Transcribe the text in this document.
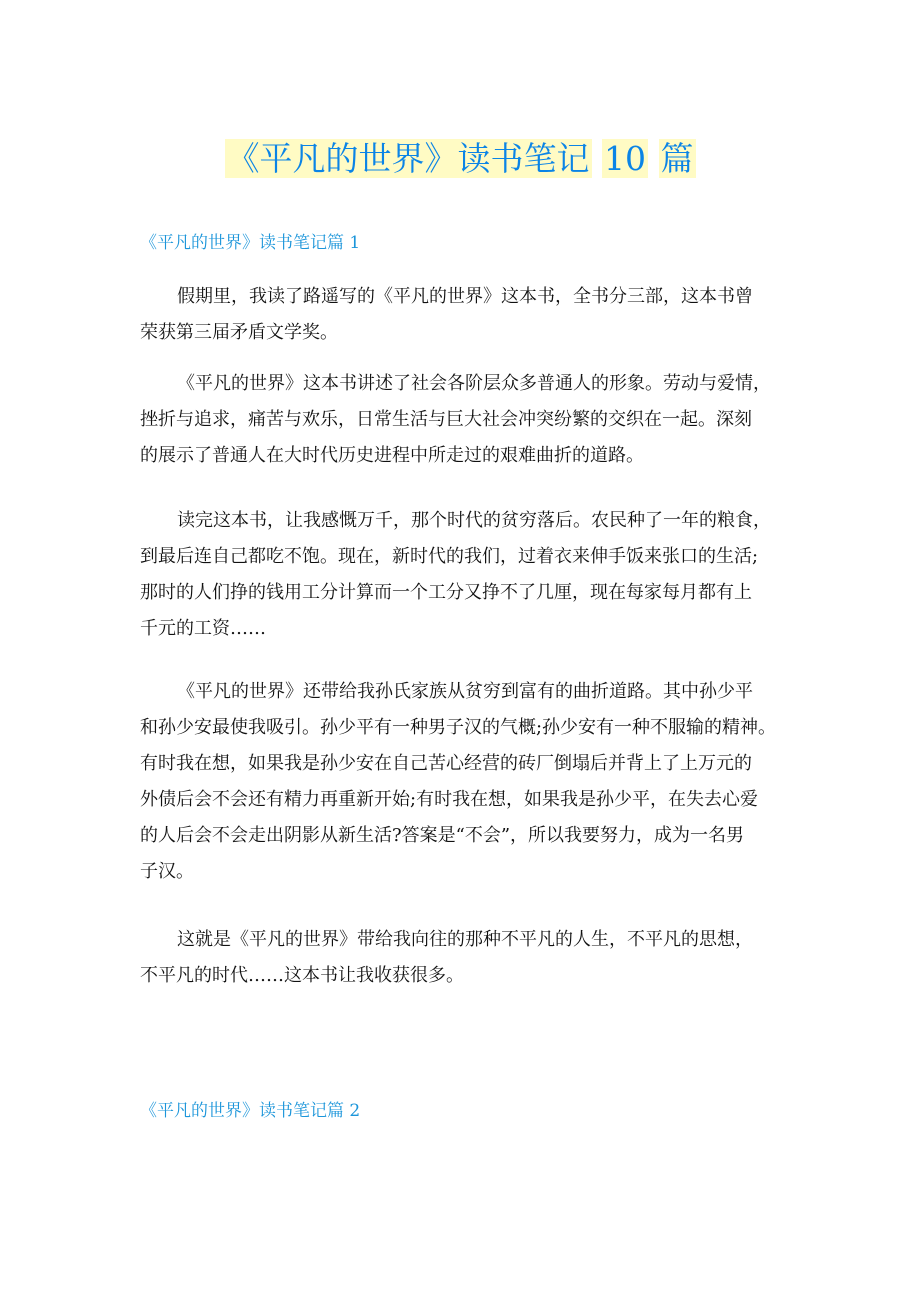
《平凡的世界》读书笔记 10 篇
《平凡的世界》读书笔记篇 1
假期里，我读了路遥写的《平凡的世界》这本书，全书分三部，这本书曾
荣获第三届矛盾文学奖。
《平凡的世界》这本书讲述了社会各阶层众多普通人的形象。劳动与爱情，
挫折与追求，痛苦与欢乐，日常生活与巨大社会冲突纷繁的交织在一起。深刻
的展示了普通人在大时代历史进程中所走过的艰难曲折的道路。
读完这本书，让我感慨万千，那个时代的贫穷落后。农民种了一年的粮食，
到最后连自己都吃不饱。现在，新时代的我们，过着衣来伸手饭来张口的生活;
那时的人们挣的钱用工分计算而一个工分又挣不了几厘，现在每家每月都有上
千元的工资……
《平凡的世界》还带给我孙氏家族从贫穷到富有的曲折道路。其中孙少平
和孙少安最使我吸引。孙少平有一种男子汉的气概;孙少安有一种不服输的精神。
有时我在想，如果我是孙少安在自己苦心经营的砖厂倒塌后并背上了上万元的
外债后会不会还有精力再重新开始;有时我在想，如果我是孙少平，在失去心爱
的人后会不会走出阴影从新生活?答案是“不会”，所以我要努力，成为一名男
子汉。
这就是《平凡的世界》带给我向往的那种不平凡的人生，不平凡的思想，
不平凡的时代……这本书让我收获很多。
《平凡的世界》读书笔记篇 2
______
Print all of the entries word for word. Skip any images they contain.

Transcribe the text in this document.
《平凡的世界》读书笔记 10 篇
《平凡的世界》读书笔记篇 1
假期里，我读了路遥写的《平凡的世界》这本书，全书分三部，这本书曾
荣获第三届矛盾文学奖。
《平凡的世界》这本书讲述了社会各阶层众多普通人的形象。劳动与爱情，
挫折与追求，痛苦与欢乐，日常生活与巨大社会冲突纷繁的交织在一起。深刻
的展示了普通人在大时代历史进程中所走过的艰难曲折的道路。
读完这本书，让我感慨万千，那个时代的贫穷落后。农民种了一年的粮食，
到最后连自己都吃不饱。现在，新时代的我们，过着衣来伸手饭来张口的生活;
那时的人们挣的钱用工分计算而一个工分又挣不了几厘，现在每家每月都有上
千元的工资……
《平凡的世界》还带给我孙氏家族从贫穷到富有的曲折道路。其中孙少平
和孙少安最使我吸引。孙少平有一种男子汉的气概;孙少安有一种不服输的精神。
有时我在想，如果我是孙少安在自己苦心经营的砖厂倒塌后并背上了上万元的
外债后会不会还有精力再重新开始;有时我在想，如果我是孙少平，在失去心爱
的人后会不会走出阴影从新生活?答案是“不会”，所以我要努力，成为一名男
子汉。
这就是《平凡的世界》带给我向往的那种不平凡的人生，不平凡的思想，
不平凡的时代……这本书让我收获很多。
《平凡的世界》读书笔记篇 2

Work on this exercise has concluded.